Exercise - Copy each line holding the string "this".
-=-=-=-=-
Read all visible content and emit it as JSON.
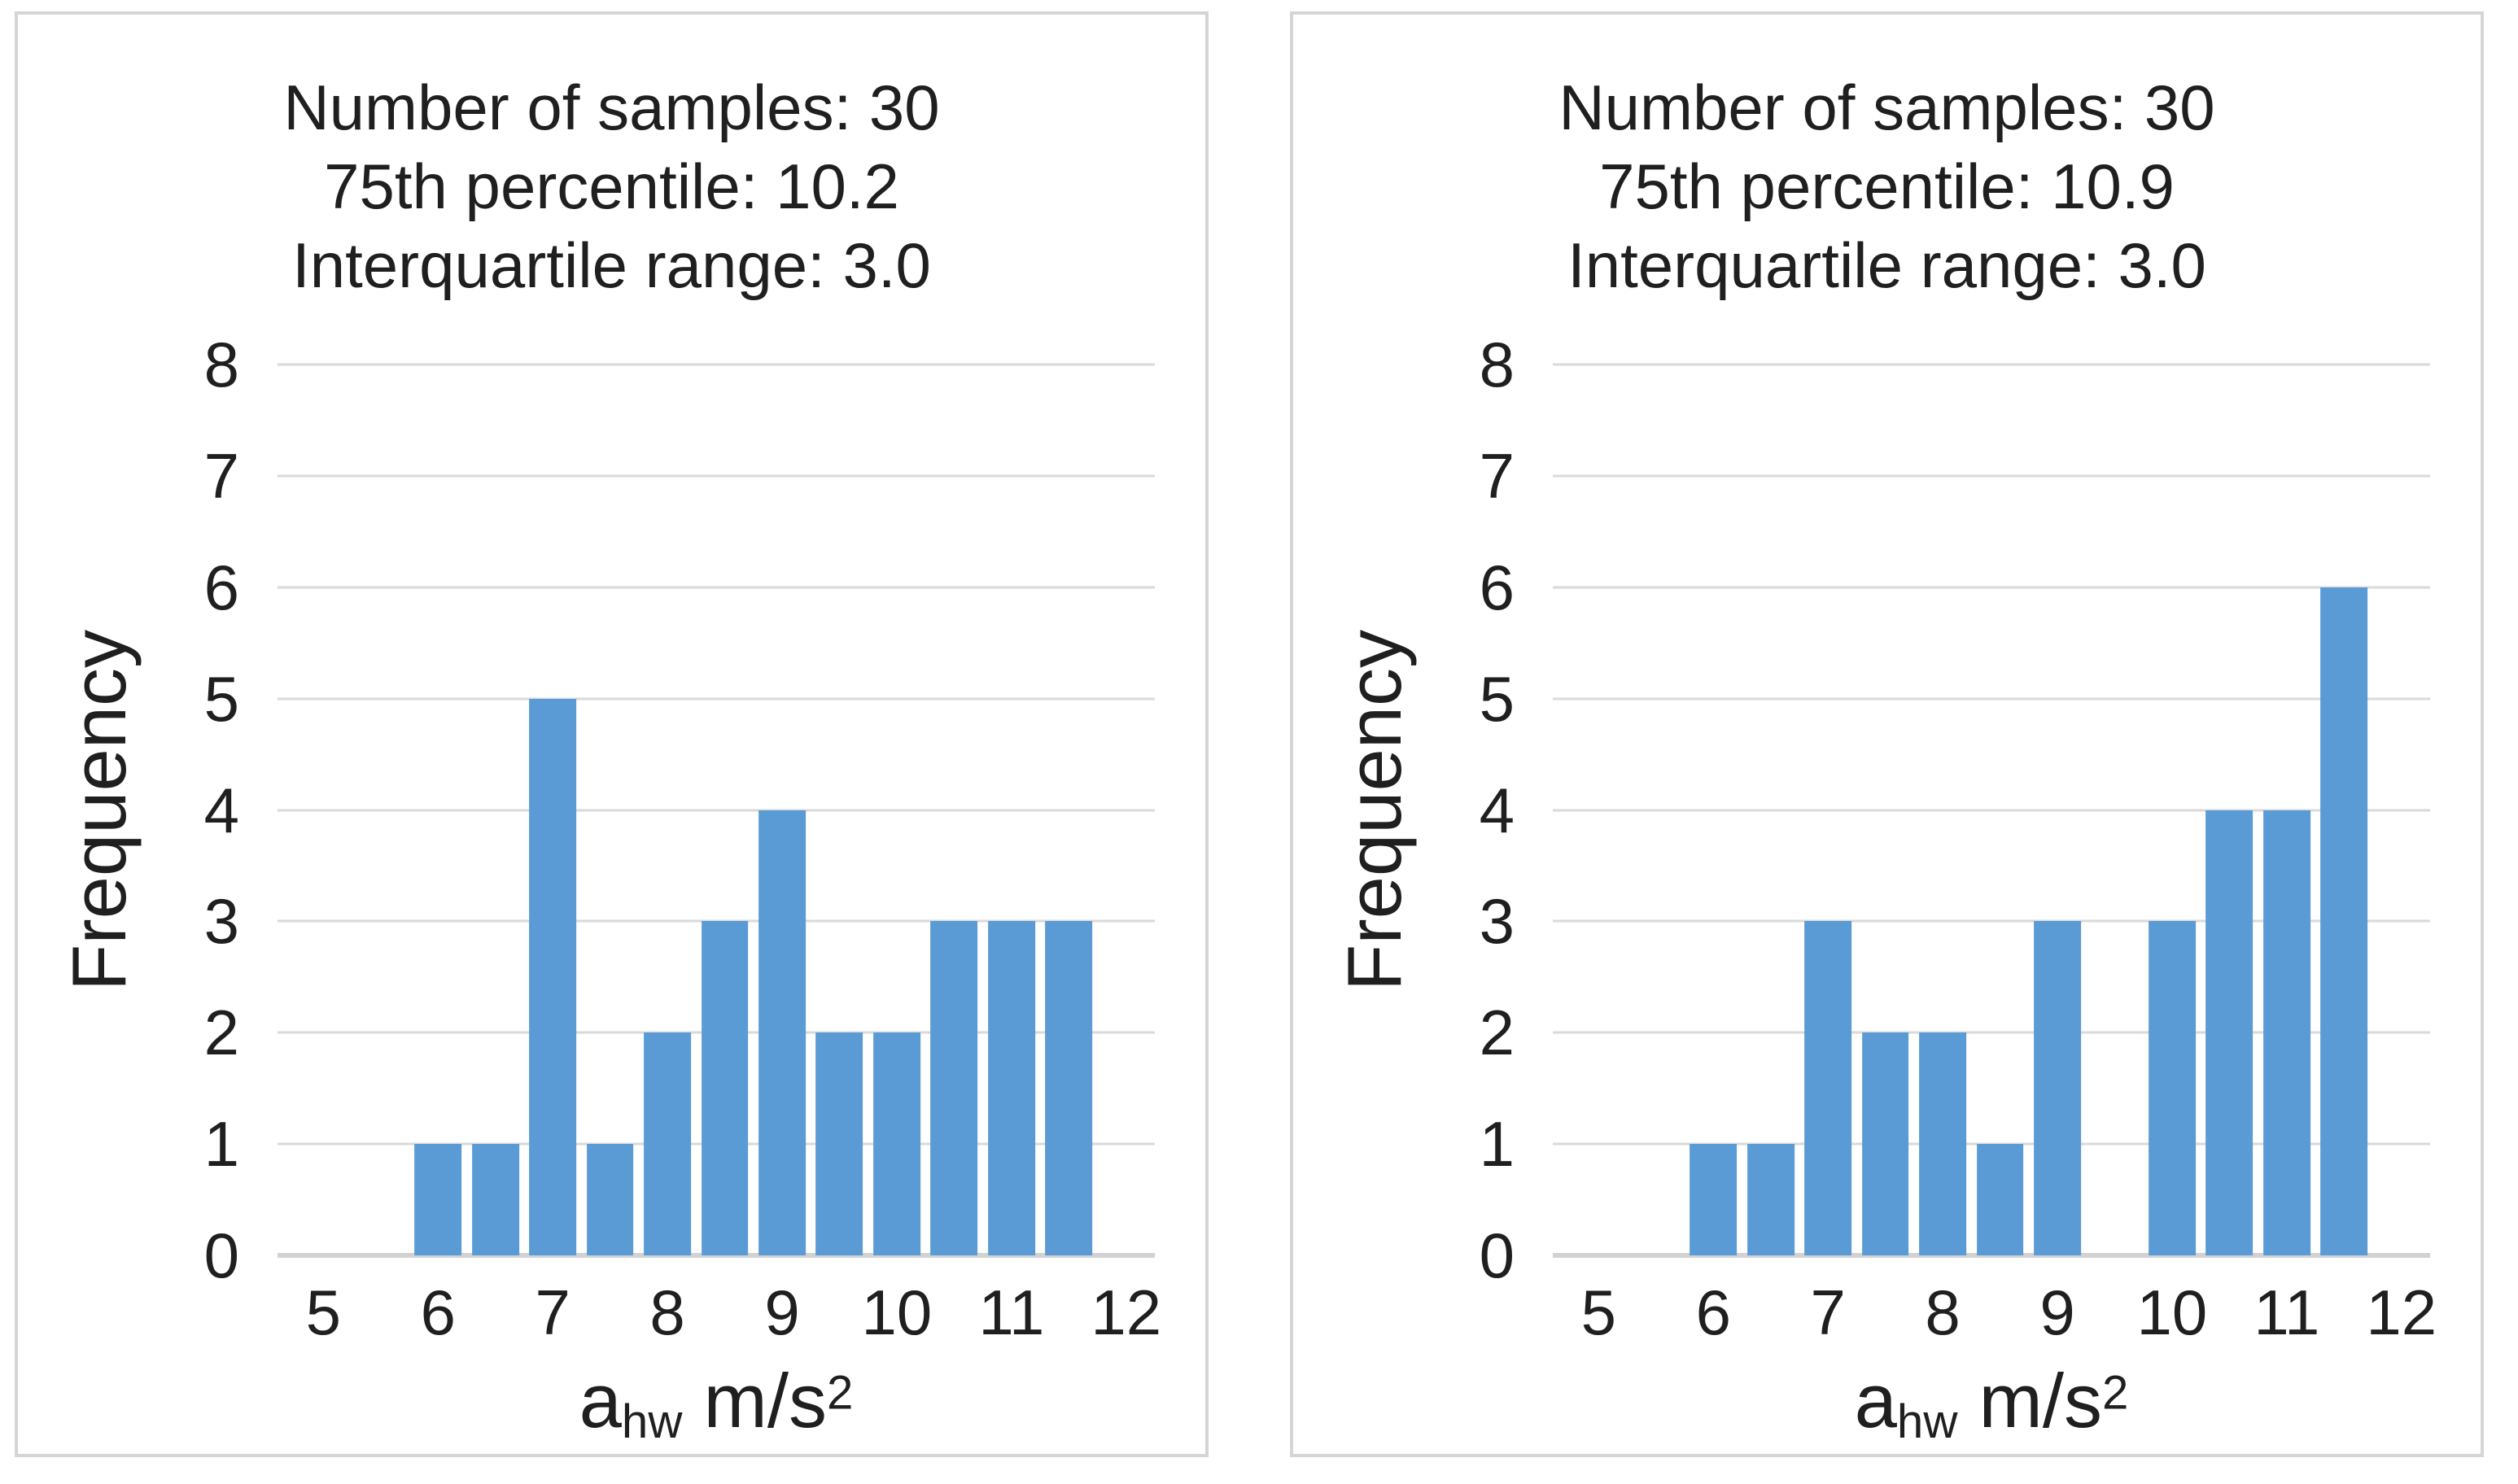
{
  "colors": {
    "bar": "#5B9BD5",
    "gridline": "#DADADA",
    "axis_line": "#D2D2D2",
    "text": "#1F1F1F",
    "panel_border": "#D5D5D5",
    "background": "#FFFFFF"
  },
  "chart_data": [
    {
      "type": "bar",
      "title_lines": [
        "Number of samples: 30",
        "75th percentile:  10.2",
        "Interquartile range: 3.0"
      ],
      "stats": {
        "number_of_samples": 30,
        "percentile_75": 10.2,
        "interquartile_range": 3.0
      },
      "ylabel": "Frequency",
      "xlabel": "ahw m/s²",
      "xlabel_parts": {
        "base": "a",
        "sub": "hw",
        "rest": " m/s",
        "sup": "2"
      },
      "x": [
        6.0,
        6.5,
        7.0,
        7.5,
        8.0,
        8.5,
        9.0,
        9.5,
        10.0,
        10.5,
        11.0,
        11.5
      ],
      "values": [
        1,
        1,
        5,
        1,
        2,
        3,
        4,
        2,
        2,
        3,
        3,
        3
      ],
      "bar_width": 0.41,
      "xlim": [
        4.6,
        12.25
      ],
      "ylim": [
        0,
        8
      ],
      "xticks": [
        5,
        6,
        7,
        8,
        9,
        10,
        11,
        12
      ],
      "yticks": [
        0,
        1,
        2,
        3,
        4,
        5,
        6,
        7,
        8
      ],
      "grid": true,
      "legend": null
    },
    {
      "type": "bar",
      "title_lines": [
        "Number of samples: 30",
        "75th percentile:  10.9",
        "Interquartile range: 3.0"
      ],
      "stats": {
        "number_of_samples": 30,
        "percentile_75": 10.9,
        "interquartile_range": 3.0
      },
      "ylabel": "Frequency",
      "xlabel": "ahw m/s²",
      "xlabel_parts": {
        "base": "a",
        "sub": "hw",
        "rest": " m/s",
        "sup": "2"
      },
      "x": [
        6.0,
        6.5,
        7.0,
        7.5,
        8.0,
        8.5,
        9.0,
        9.5,
        10.0,
        10.5,
        11.0,
        11.5
      ],
      "values": [
        1,
        1,
        3,
        2,
        2,
        1,
        3,
        0,
        3,
        4,
        4,
        6
      ],
      "bar_width": 0.41,
      "xlim": [
        4.6,
        12.25
      ],
      "ylim": [
        0,
        8
      ],
      "xticks": [
        5,
        6,
        7,
        8,
        9,
        10,
        11,
        12
      ],
      "yticks": [
        0,
        1,
        2,
        3,
        4,
        5,
        6,
        7,
        8
      ],
      "grid": true,
      "legend": null
    }
  ]
}
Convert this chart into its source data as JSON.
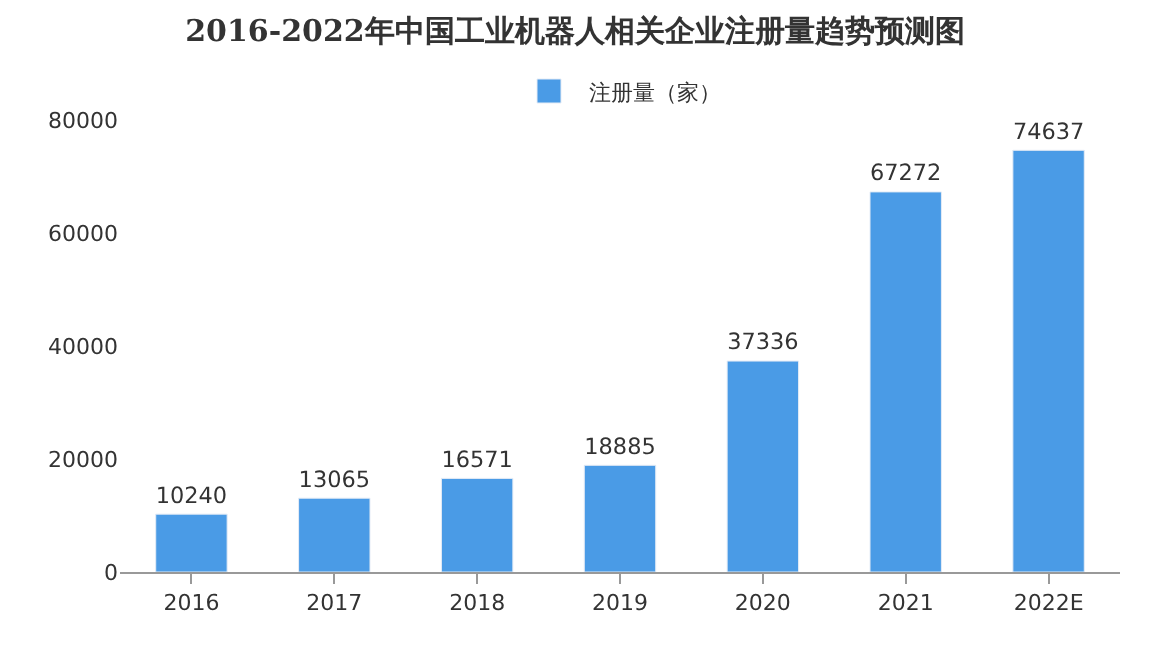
{
  "chart_data": {
    "type": "bar",
    "title": "2016-2022年中国工业机器人相关企业注册量趋势预测图",
    "categories": [
      "2016",
      "2017",
      "2018",
      "2019",
      "2020",
      "2021",
      "2022E"
    ],
    "series": [
      {
        "name": "注册量（家）",
        "color": "#4a9be6",
        "values": [
          10240,
          13065,
          16571,
          18885,
          37336,
          67272,
          74637
        ]
      }
    ],
    "ylim": [
      0,
      80000
    ],
    "yticks": [
      0,
      20000,
      40000,
      60000,
      80000
    ],
    "legend": "top",
    "data_labels": true
  }
}
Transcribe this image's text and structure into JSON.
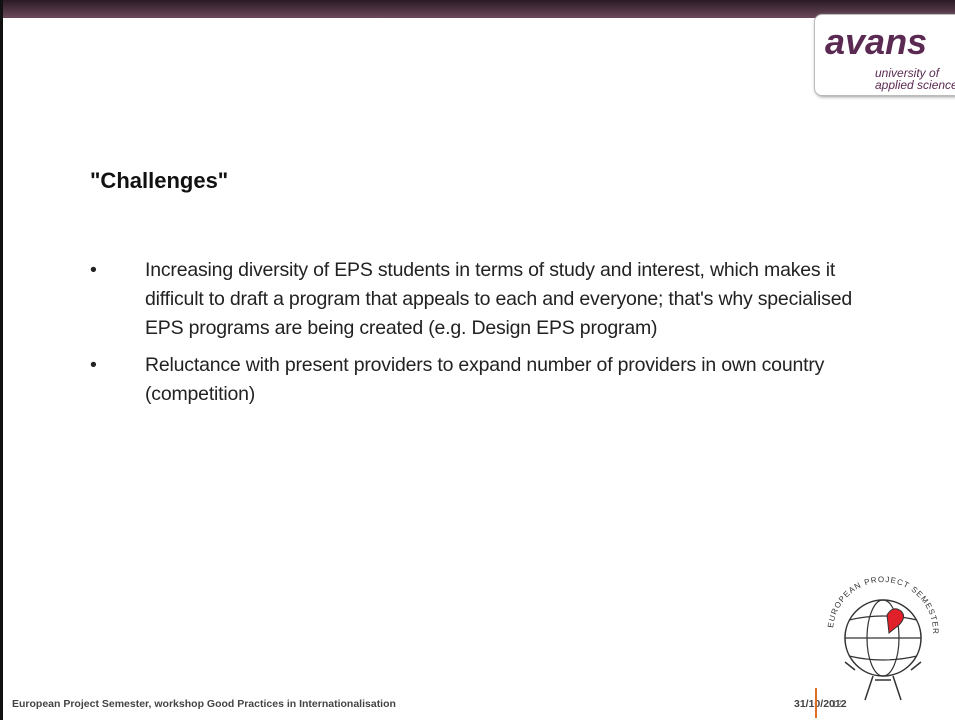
{
  "header": {
    "logo": {
      "name": "avans",
      "line1": "university of",
      "line2": "applied sciences"
    }
  },
  "title": "\"Challenges\"",
  "bullets": [
    "Increasing diversity of EPS students in terms of study and interest, which makes it difficult to draft a program that appeals to each and everyone; that's why specialised EPS programs are being created (e.g. Design EPS program)",
    "Reluctance with present providers to expand number of providers in own country (competition)"
  ],
  "emblem": {
    "text": "EUROPEAN PROJECT SEMESTER"
  },
  "footer": {
    "text": "European Project Semester, workshop Good Practices in Internationalisation",
    "date": "31/10/2012",
    "page": "12"
  }
}
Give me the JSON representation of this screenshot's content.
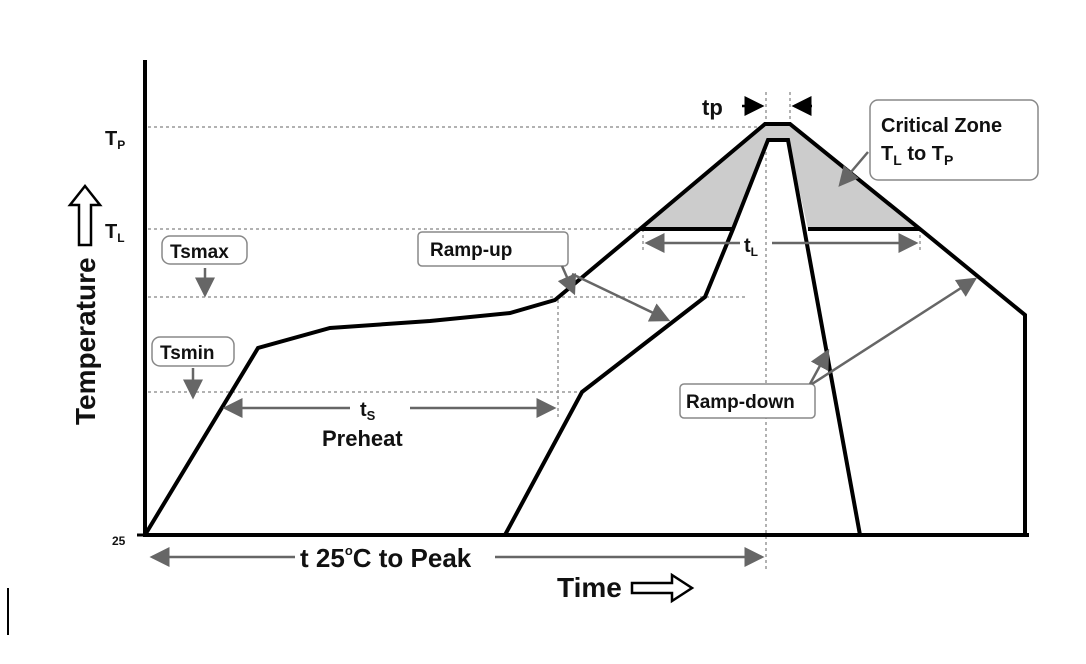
{
  "axes": {
    "y_label": "Temperature",
    "x_label": "Time",
    "y_origin": "25",
    "tp_level": "T",
    "tp_sub": "P",
    "tl_level": "T",
    "tl_sub": "L"
  },
  "labels": {
    "tsmax": "Tsmax",
    "tsmin": "Tsmin",
    "ramp_up": "Ramp-up",
    "ramp_down": "Ramp-down",
    "critical_line1": "Critical Zone",
    "critical_t1": "T",
    "critical_s1": "L",
    "critical_to": " to T",
    "critical_s2": "P",
    "tp": "tp",
    "tl": "t",
    "tl_sub": "L",
    "ts": "t",
    "ts_sub": "S",
    "preheat": "Preheat",
    "t25_prefix": "t 25",
    "t25_deg": "o",
    "t25_suffix": "C to Peak"
  },
  "colors": {
    "curve": "#000000",
    "zone": "#cccccc",
    "annotation": "#666666"
  }
}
-=-=-=-=-
Answer -
Convert this chart into its source data as JSON.
Transcribe this image's text and structure into JSON.
Give me the JSON representation of this screenshot's content.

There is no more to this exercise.